═══ Dataset records
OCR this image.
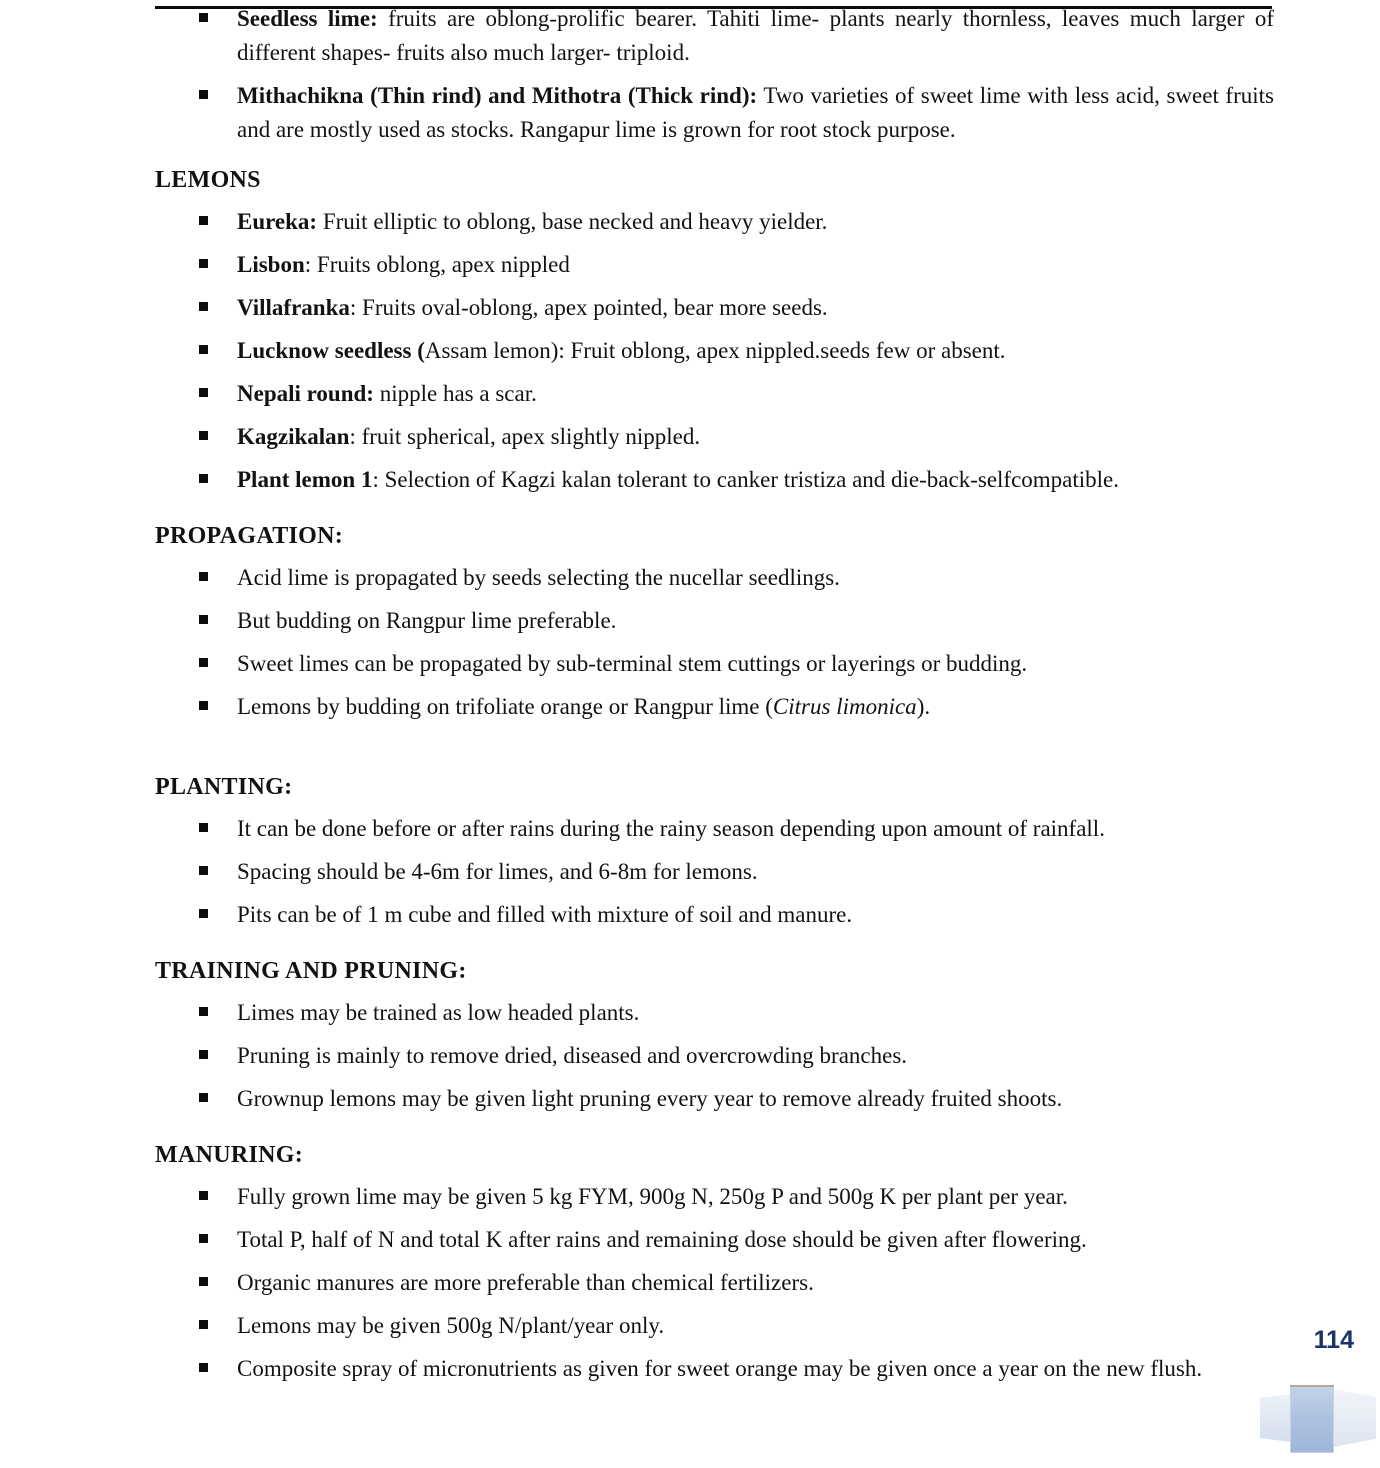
Seedless lime: fruits are oblong-prolific bearer. Tahiti lime- plants nearly thornless, leaves much larger of different shapes- fruits also much larger- triploid.

Mithachikna (Thin rind) and Mithotra (Thick rind): Two varieties of sweet lime with less acid, sweet fruits and are mostly used as stocks. Rangapur lime is grown for root stock purpose.

LEMONS

Eureka: Fruit elliptic to oblong, base necked and heavy yielder.

Lisbon: Fruits oblong, apex nippled

Villafranka: Fruits oval-oblong, apex pointed, bear more seeds.

Lucknow seedless (Assam lemon): Fruit oblong, apex nippled.seeds few or absent.

Nepali round: nipple has a scar.

Kagzikalan: fruit spherical, apex slightly nippled.

Plant lemon 1: Selection of Kagzi kalan tolerant to canker tristiza and die-back-selfcompatible.

PROPAGATION:

Acid lime is propagated by seeds selecting the nucellar seedlings.

But budding on Rangpur lime preferable.

Sweet limes can be propagated by sub-terminal stem cuttings or layerings or budding.

Lemons by budding on trifoliate orange or Rangpur lime (Citrus limonica).

PLANTING:

It can be done before or after rains during the rainy season depending upon amount of rainfall.

Spacing should be 4-6m for limes, and 6-8m for lemons.

Pits can be of 1 m cube and filled with mixture of soil and manure.

TRAINING AND PRUNING:

Limes may be trained as low headed plants.

Pruning is mainly to remove dried, diseased and overcrowding branches.

Grownup lemons may be given light pruning every year to remove already fruited shoots.

MANURING:

Fully grown lime may be given 5 kg FYM, 900g N, 250g P and 500g K per plant per year.

Total P, half of N and total K after rains and remaining dose should be given after flowering.

Organic manures are more preferable than chemical fertilizers.

Lemons may be given 500g N/plant/year only.

Composite spray of micronutrients as given for sweet orange may be given once a year on the new flush.

114
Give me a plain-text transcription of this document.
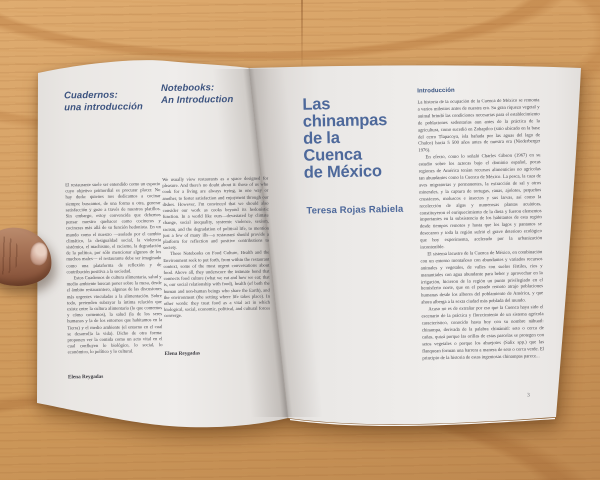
Cuadernos:
una introducción
Notebooks:
An Introduction

El restaurante suele ser entendido como un espacio cuyo objetivo primordial es procurar placer. No hay duda: quienes nos dedicamos a cocinar siempre buscamos, de una forma u otra, generar satisfacción y gozo a través de nuestros platillos. Sin embargo, estoy convencida que debemos pensar nuestro quehacer como cocineros y cocineras más allá de su función hedonista. En un mundo como el nuestro —asolado por el cambio climático, la desigualdad social, la violencia sistémica, el machismo, el racismo, la degradación de la política, por sólo mencionar algunos de los muchos males— el restaurante debe ser imaginado como una plataforma de reflexión y de contribución positiva a la sociedad.

Estos Cuadernos de cultura alimentaria, salud y medio ambiente buscan poner sobre la mesa, desde el ámbito restaurantero, algunas de las discusiones más urgentes vinculadas a la alimentación. Sobre todo, pretenden subrayar la íntima relación que existe entre la cultura alimentaria (lo que comemos y cómo comemos), la salud (la de los seres humanos y la de los entornos que habitamos en la Tierra) y el medio ambiente (el entorno en el cual se desarrolla la vida). Dicho de otra forma: proponen ver la comida como un acto vital en el cual confluyen lo biológico, lo social, lo económico, lo político y lo cultural.

Elena Reygadas

We usually view restaurants as a space designed for pleasure. And there's no doubt about it: those of us who cook for a living are always trying, in one way or another, to foster satisfaction and enjoyment through our dishes. However, I'm convinced that we should also consider our work as cooks beyond its hedonistic function. In a world like ours—devastated by climate change, social inequality, systemic violence, sexism, racism, and the degradation of political life, to mention just a few of many ills—a restaurant should provide a platform for reflection and positive contributions to society.

These Notebooks on Food Culture, Health and the Environment seek to put forth, from within the restaurant context, some of the most urgent conversations about food. Above all, they underscore the intimate bond that connects food culture (what we eat and how we eat; that is, our social relationship with food), health (of both the human and non-human beings who share the Earth), and the environment (the setting where life takes place). In other words: they treat food as a vital act in which biological, social, economic, political, and cultural forces converge.

Elena Reygadas
Las
chinampas
de la
Cuenca
de México
Teresa Rojas Rabiela
Introducción

La historia de la ocupación de la Cuenca de México se remonta a varios milenios antes de nuestra era. Su gran riqueza vegetal y animal brindó las condiciones necesarias para el establecimiento de poblaciones sedentarias aun antes de la práctica de la agricultura, como sucedió en Zohapilco (sitio ubicado en la base del cerro Tlapacoya, isla bañada por las aguas del lago de Chalco) hacia 5 500 años antes de nuestra era (Niederberger 1976).

En efecto, como lo señaló Charles Gibson (1967) en su estudio sobre los aztecas bajo el dominio español, pocas regiones de América tenían recursos alimenticios no agrícolas tan abundantes como la Cuenca de México. La pesca, la caza de aves migratorias y permanentes, la extracción de sal y otros minerales, y la captura de tortugas, ranas, ajolotes, pequeños crustáceos, moluscos e insectos y sus larvas, así como la recolección de algas y numerosas plantas acuáticas, constituyeron el enriquecimiento de la dieta y fueron elementos importantes en la subsistencia de los habitantes de esta región desde tiempos remotos y hasta que los lagos y pantanos se desecaron y toda la región sufrió el grave deterioro ecológico que hoy experimenta, acelerado por la urbanización incontenible.

El sistema lacustre de la Cuenca de México, en combinación con un entorno montañoso con abundantes y variados recursos animales y vegetales, de valles con suelos fértiles, ríos y manantiales con agua abundante para beber y aprovechar en la irrigación, hicieron de la región un punto privilegiado en el hemisferio norte, que en el pasado remoto atrajo poblaciones humanas desde los albores del poblamiento de América, y que ahora alberga a la sexta ciudad más poblada del mundo.

Acaso no es de extrañar por eso que la Cuenca haya sido el escenario de la práctica y florecimiento de un sistema agrícola característico, conocido hasta hoy con su nombre náhuatl: chinampa, derivada de la palabra chinámitl: seto o cerca de cañas, quizá porque las orillas de estas parcelas se protegen con setos vegetales o porque los ahuejotes (Salix spp.) que las flanquean forman una barrera a manera de seto o cerca verde. El principio de la historia de estas ingeniosas chinampas parece...

3
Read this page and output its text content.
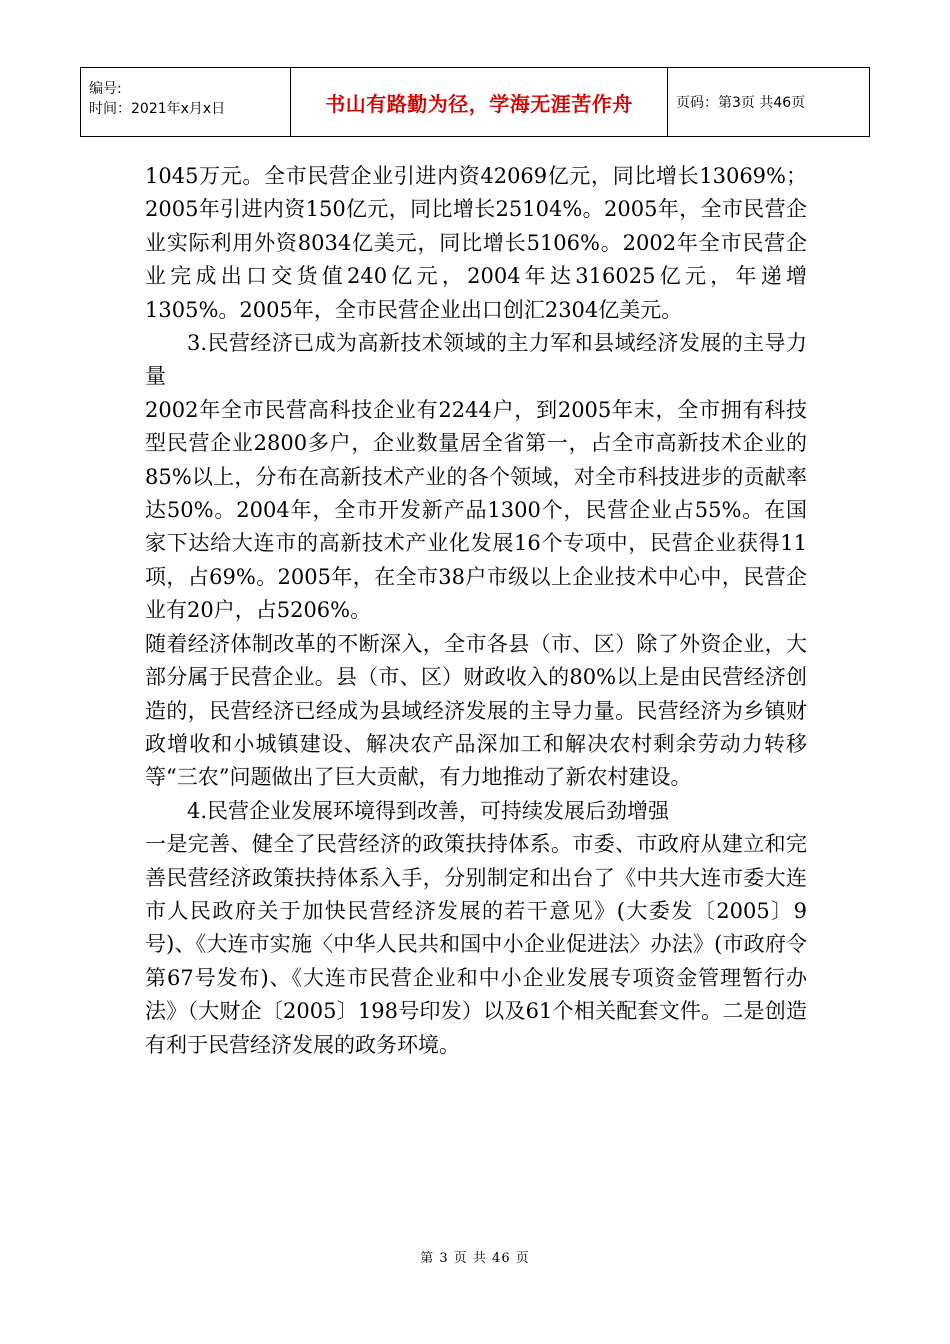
编号:
时间：2021年x月x日	书山有路勤为径，学海无涯苦作舟	页码：第3页 共46页

1045万元。全市民营企业引进内资42069亿元，同比增长13069%；2005年引进内资150亿元，同比增长25104%。2005年，全市民营企业实际利用外资8034亿美元，同比增长5106%。2002年全市民营企业完成出口交货值240亿元，2004年达316025亿元，年递增1305%。2005年，全市民营企业出口创汇2304亿美元。

3.民营经济已成为高新技术领域的主力军和县域经济发展的主导力量

2002年全市民营高科技企业有2244户，到2005年末，全市拥有科技型民营企业2800多户，企业数量居全省第一，占全市高新技术企业的85%以上，分布在高新技术产业的各个领域，对全市科技进步的贡献率达50%。2004年，全市开发新产品1300个，民营企业占55%。在国家下达给大连市的高新技术产业化发展16个专项中，民营企业获得11项，占69%。2005年，在全市38户市级以上企业技术中心中，民营企业有20户，占5206%。

随着经济体制改革的不断深入，全市各县（市、区）除了外资企业，大部分属于民营企业。县（市、区）财政收入的80%以上是由民营经济创造的，民营经济已经成为县域经济发展的主导力量。民营经济为乡镇财政增收和小城镇建设、解决农产品深加工和解决农村剩余劳动力转移等“三农”问题做出了巨大贡献，有力地推动了新农村建设。

4.民营企业发展环境得到改善，可持续发展后劲增强

一是完善、健全了民营经济的政策扶持体系。市委、市政府从建立和完善民营经济政策扶持体系入手，分别制定和出台了《中共大连市委大连市人民政府关于加快民营经济发展的若干意见》(大委发〔2005〕9号)、《大连市实施〈中华人民共和国中小企业促进法〉办法》(市政府令第67号发布)、《大连市民营企业和中小企业发展专项资金管理暂行办法》（大财企〔2005〕198号印发）以及61个相关配套文件。二是创造有利于民营经济发展的政务环境。

第 3 页 共 46 页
══════
### What is being asked
Collect from the data above every line that includes "year".

### Answer in full
Grownup lemons may be given light pruning every year to remove already fruited shoots.
Fully grown lime may be given 5 kg FYM, 900g N, 250g P and 500g K per plant per year.
Lemons may be given 500g N/plant/year only.
Composite spray of micronutrients as given for sweet orange may be given once a year on the new flush.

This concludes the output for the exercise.